Figure content listings
⁂
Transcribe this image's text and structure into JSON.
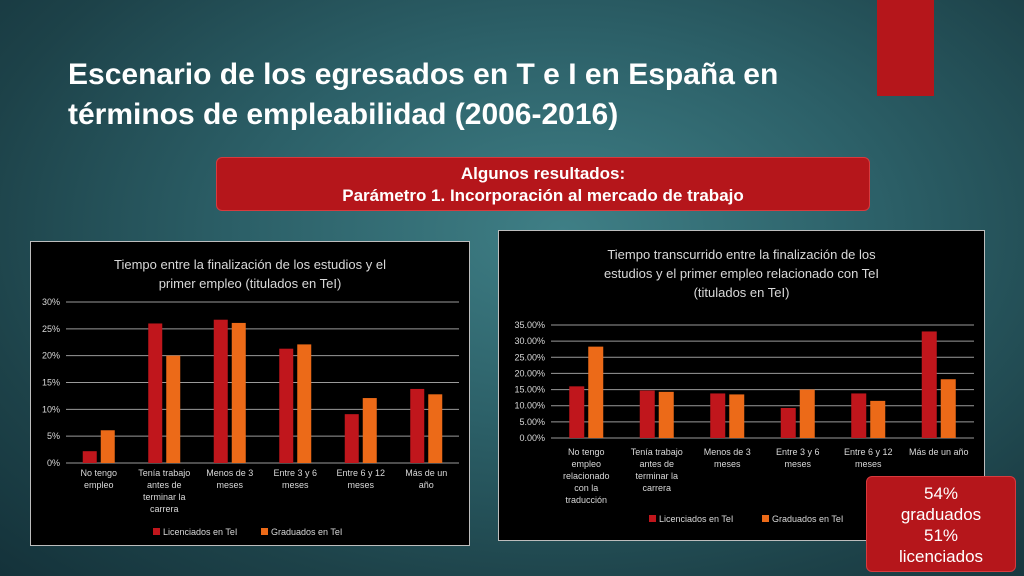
{
  "slide": {
    "title_line1": "Escenario de los egresados en T e I  en España en",
    "title_line2": "términos de empleabilidad (2006-2016)",
    "accent_color": "#b5161b"
  },
  "callout": {
    "line1": "Algunos resultados:",
    "line2": "Parámetro 1. Incorporación al mercado de trabajo"
  },
  "badge": {
    "line1": "54%",
    "line2": "graduados",
    "line3": "51%",
    "line4": "licenciados"
  },
  "chart_data": [
    {
      "type": "bar",
      "title_lines": [
        "Tiempo entre la finalización de los estudios y el",
        "primer empleo (titulados en TeI)"
      ],
      "categories": [
        [
          "No tengo",
          "empleo"
        ],
        [
          "Tenía trabajo",
          "antes de",
          "terminar la",
          "carrera"
        ],
        [
          "Menos de 3",
          "meses"
        ],
        [
          "Entre 3 y 6",
          "meses"
        ],
        [
          "Entre 6 y 12",
          "meses"
        ],
        [
          "Más de un",
          "año"
        ]
      ],
      "series": [
        {
          "name": "Licenciados en TeI",
          "color": "#c0161c",
          "values": [
            2.2,
            26,
            26.7,
            21.3,
            9.1,
            13.8
          ]
        },
        {
          "name": "Graduados en TeI",
          "color": "#ec6a18",
          "values": [
            6.1,
            20,
            26.1,
            22.1,
            12.1,
            12.8
          ]
        }
      ],
      "y_ticks": [
        "0%",
        "5%",
        "10%",
        "15%",
        "20%",
        "25%",
        "30%"
      ],
      "ylim": [
        0,
        30
      ],
      "grid": true,
      "legend": "bottom"
    },
    {
      "type": "bar",
      "title_lines": [
        "Tiempo transcurrido entre la finalización de los",
        "estudios y el primer empleo relacionado con TeI",
        "(titulados en TeI)"
      ],
      "categories": [
        [
          "No tengo",
          "empleo",
          "relacionado",
          "con la",
          "traducción"
        ],
        [
          "Tenía trabajo",
          "antes de",
          "terminar la",
          "carrera"
        ],
        [
          "Menos de 3",
          "meses"
        ],
        [
          "Entre 3 y 6",
          "meses"
        ],
        [
          "Entre 6 y 12",
          "meses"
        ],
        [
          "Más de un año"
        ]
      ],
      "series": [
        {
          "name": "Licenciados en TeI",
          "color": "#c0161c",
          "values": [
            16,
            14.7,
            13.8,
            9.3,
            13.8,
            33
          ]
        },
        {
          "name": "Graduados en TeI",
          "color": "#ec6a18",
          "values": [
            28.3,
            14.3,
            13.5,
            15,
            11.5,
            18.2
          ]
        }
      ],
      "y_ticks": [
        "0.00%",
        "5.00%",
        "10.00%",
        "15.00%",
        "20.00%",
        "25.00%",
        "30.00%",
        "35.00%"
      ],
      "ylim": [
        0,
        35
      ],
      "grid": true,
      "legend": "bottom"
    }
  ]
}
⁂
> **WORK REQUIRED**: Give solely the number of lines in the data that contain the string "estudios".

> **RESULT OF THIS EXERCISE**: 2